THE REQUEST – Could you write out every record below exactly, leaving out any pictures?

SUPPLIED RECORDS –
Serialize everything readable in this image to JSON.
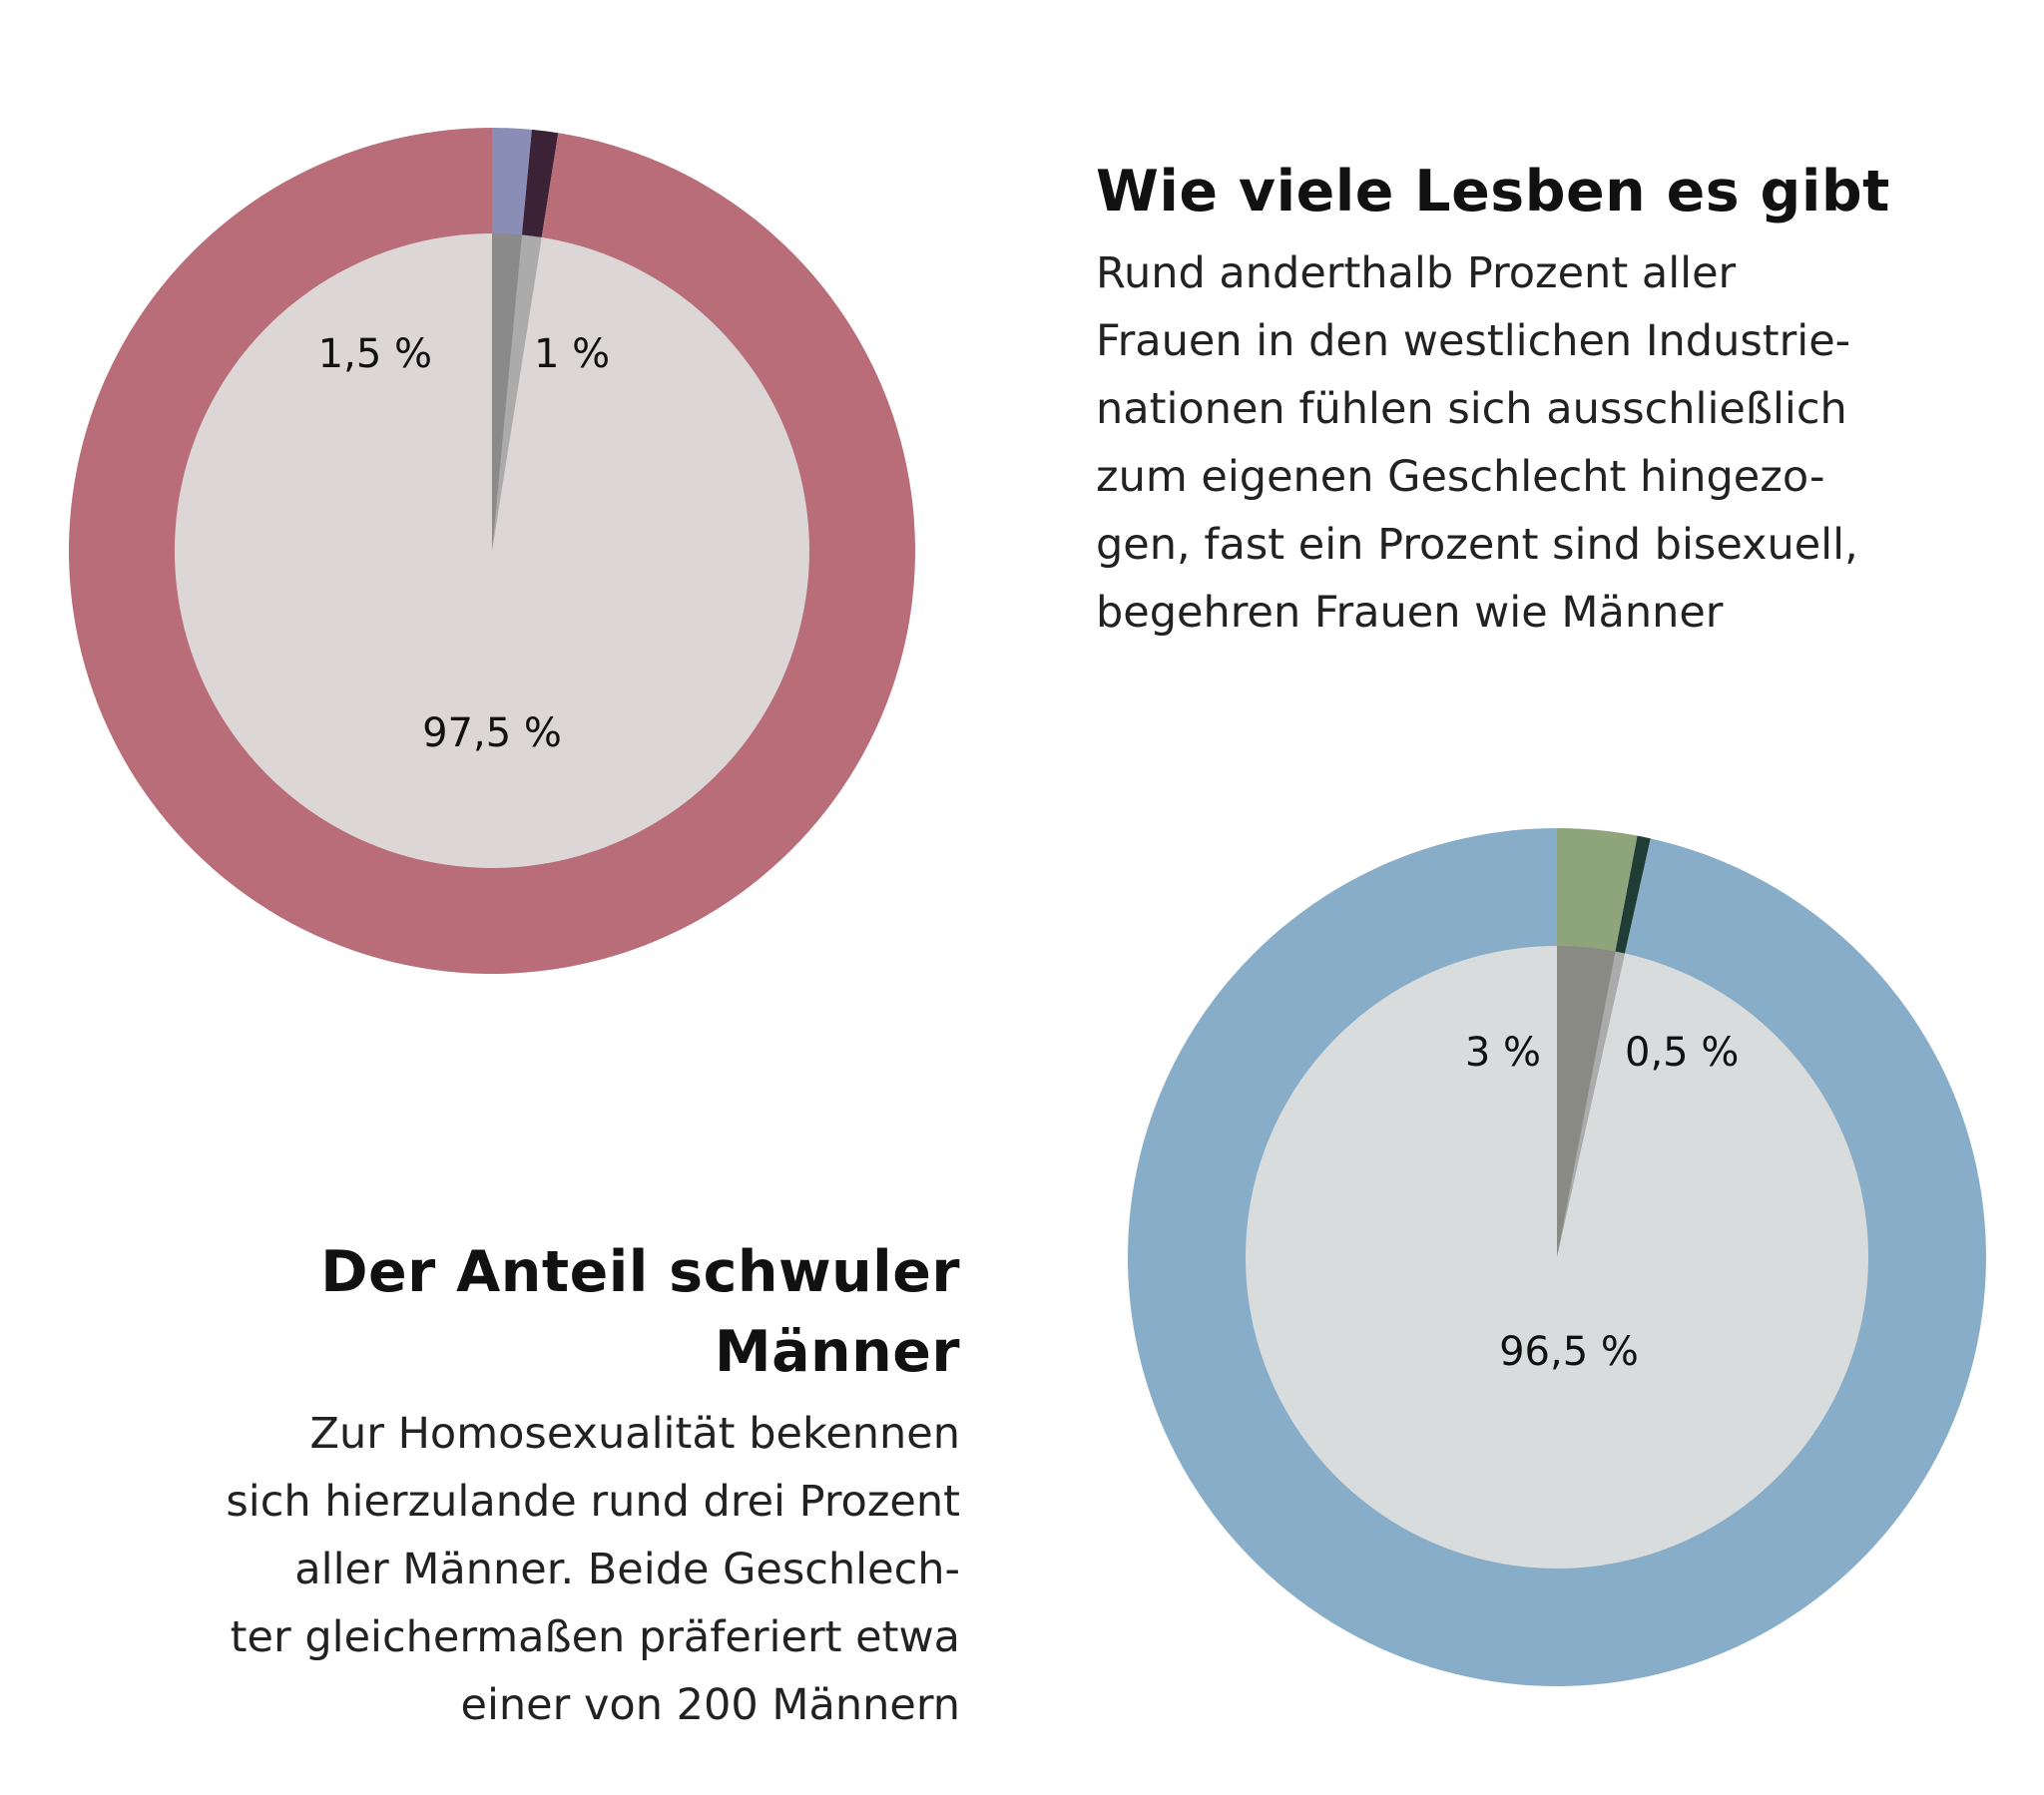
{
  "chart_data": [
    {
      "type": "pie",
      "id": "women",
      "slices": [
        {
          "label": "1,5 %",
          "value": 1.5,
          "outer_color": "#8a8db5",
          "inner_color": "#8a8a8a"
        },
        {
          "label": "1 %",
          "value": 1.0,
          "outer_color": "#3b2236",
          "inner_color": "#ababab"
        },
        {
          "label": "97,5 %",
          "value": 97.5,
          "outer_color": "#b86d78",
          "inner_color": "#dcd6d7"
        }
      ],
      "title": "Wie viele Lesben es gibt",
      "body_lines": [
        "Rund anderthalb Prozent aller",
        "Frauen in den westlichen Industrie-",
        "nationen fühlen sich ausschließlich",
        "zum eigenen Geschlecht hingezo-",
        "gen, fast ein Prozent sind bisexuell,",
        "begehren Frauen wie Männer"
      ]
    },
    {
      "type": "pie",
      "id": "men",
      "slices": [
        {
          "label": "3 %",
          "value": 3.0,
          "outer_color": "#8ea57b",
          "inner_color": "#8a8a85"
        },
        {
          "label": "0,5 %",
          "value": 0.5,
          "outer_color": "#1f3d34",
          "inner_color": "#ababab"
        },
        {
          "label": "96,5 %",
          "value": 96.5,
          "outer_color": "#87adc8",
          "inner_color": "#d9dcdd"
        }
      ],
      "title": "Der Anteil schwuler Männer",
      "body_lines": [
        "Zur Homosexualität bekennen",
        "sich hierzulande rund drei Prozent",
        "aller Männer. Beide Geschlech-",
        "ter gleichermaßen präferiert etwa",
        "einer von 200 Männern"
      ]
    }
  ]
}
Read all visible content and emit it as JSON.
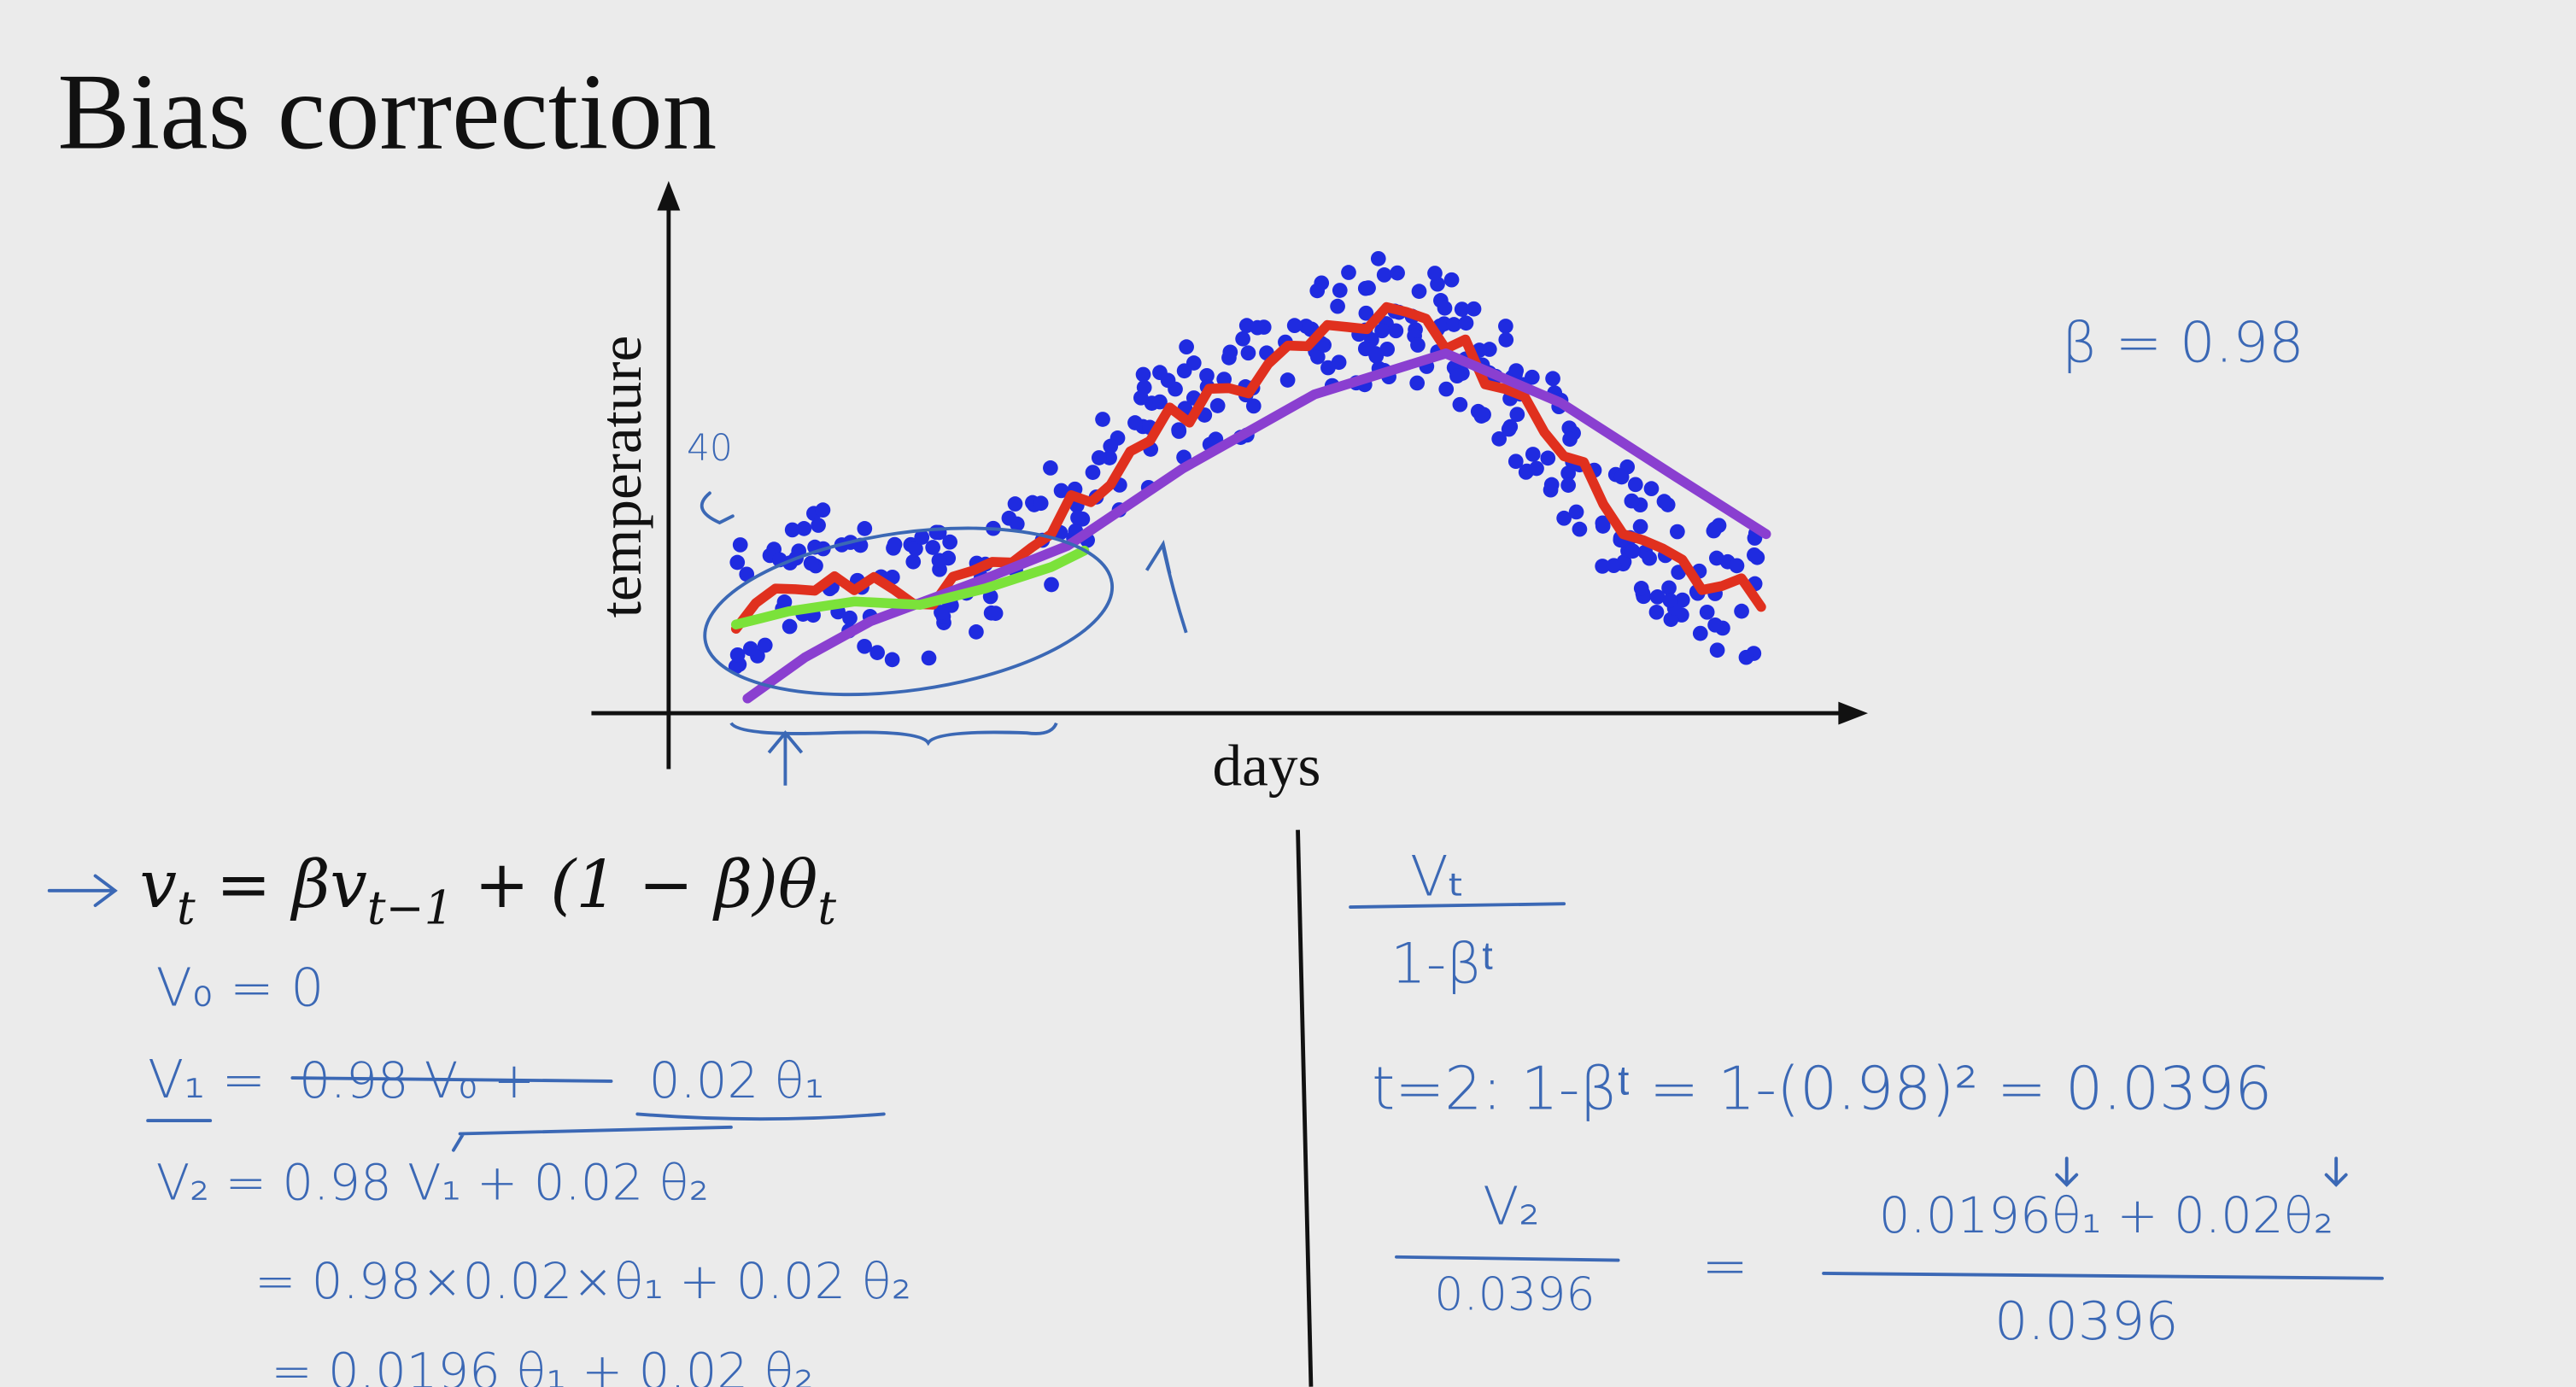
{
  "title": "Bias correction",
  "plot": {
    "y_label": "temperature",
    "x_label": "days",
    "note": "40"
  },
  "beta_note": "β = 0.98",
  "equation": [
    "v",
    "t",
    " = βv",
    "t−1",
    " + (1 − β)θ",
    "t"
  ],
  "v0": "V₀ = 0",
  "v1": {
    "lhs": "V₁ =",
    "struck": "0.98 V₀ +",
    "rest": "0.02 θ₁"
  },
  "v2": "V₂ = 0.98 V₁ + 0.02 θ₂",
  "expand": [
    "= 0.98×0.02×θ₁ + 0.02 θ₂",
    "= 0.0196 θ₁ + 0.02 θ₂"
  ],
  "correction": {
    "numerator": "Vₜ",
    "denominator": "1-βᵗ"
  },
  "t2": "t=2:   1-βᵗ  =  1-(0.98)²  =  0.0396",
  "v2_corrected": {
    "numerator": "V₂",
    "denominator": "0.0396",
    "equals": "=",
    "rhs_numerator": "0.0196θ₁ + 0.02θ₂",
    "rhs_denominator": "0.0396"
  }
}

RESPONSE TO THE TASK –
Serialize everything readable in this image to JSON.
{
  "chart_data": [
    {
      "type": "pie",
      "id": "women",
      "slices": [
        {
          "label": "1,5 %",
          "value": 1.5,
          "outer_color": "#8a8db5",
          "inner_color": "#8a8a8a"
        },
        {
          "label": "1 %",
          "value": 1.0,
          "outer_color": "#3b2236",
          "inner_color": "#ababab"
        },
        {
          "label": "97,5 %",
          "value": 97.5,
          "outer_color": "#b86d78",
          "inner_color": "#dcd6d7"
        }
      ],
      "title": "Wie viele Lesben es gibt",
      "body_lines": [
        "Rund anderthalb Prozent aller",
        "Frauen in den westlichen Industrie-",
        "nationen fühlen sich ausschließlich",
        "zum eigenen Geschlecht hingezo-",
        "gen, fast ein Prozent sind bisexuell,",
        "begehren Frauen wie Männer"
      ]
    },
    {
      "type": "pie",
      "id": "men",
      "slices": [
        {
          "label": "3 %",
          "value": 3.0,
          "outer_color": "#8ea57b",
          "inner_color": "#8a8a85"
        },
        {
          "label": "0,5 %",
          "value": 0.5,
          "outer_color": "#1f3d34",
          "inner_color": "#ababab"
        },
        {
          "label": "96,5 %",
          "value": 96.5,
          "outer_color": "#87adc8",
          "inner_color": "#d9dcdd"
        }
      ],
      "title": "Der Anteil schwuler Männer",
      "body_lines": [
        "Zur Homosexualität bekennen",
        "sich hierzulande rund drei Prozent",
        "aller Männer. Beide Geschlech-",
        "ter gleichermaßen präferiert etwa",
        "einer von 200 Männern"
      ]
    }
  ]
}
Read all visible content and emit it as JSON.
{
  "title": "Bias correction",
  "plot": {
    "y_label": "temperature",
    "x_label": "days",
    "note": "40"
  },
  "beta_note": "β = 0.98",
  "equation": [
    "v",
    "t",
    " = βv",
    "t−1",
    " + (1 − β)θ",
    "t"
  ],
  "v0": "V₀ = 0",
  "v1": {
    "lhs": "V₁ =",
    "struck": "0.98 V₀ +",
    "rest": "0.02 θ₁"
  },
  "v2": "V₂ = 0.98 V₁ + 0.02 θ₂",
  "expand": [
    "= 0.98×0.02×θ₁ + 0.02 θ₂",
    "= 0.0196 θ₁ + 0.02 θ₂"
  ],
  "correction": {
    "numerator": "Vₜ",
    "denominator": "1-βᵗ"
  },
  "t2": "t=2:   1-βᵗ  =  1-(0.98)²  =  0.0396",
  "v2_corrected": {
    "numerator": "V₂",
    "denominator": "0.0396",
    "equals": "=",
    "rhs_numerator": "0.0196θ₁ + 0.02θ₂",
    "rhs_denominator": "0.0396"
  }
}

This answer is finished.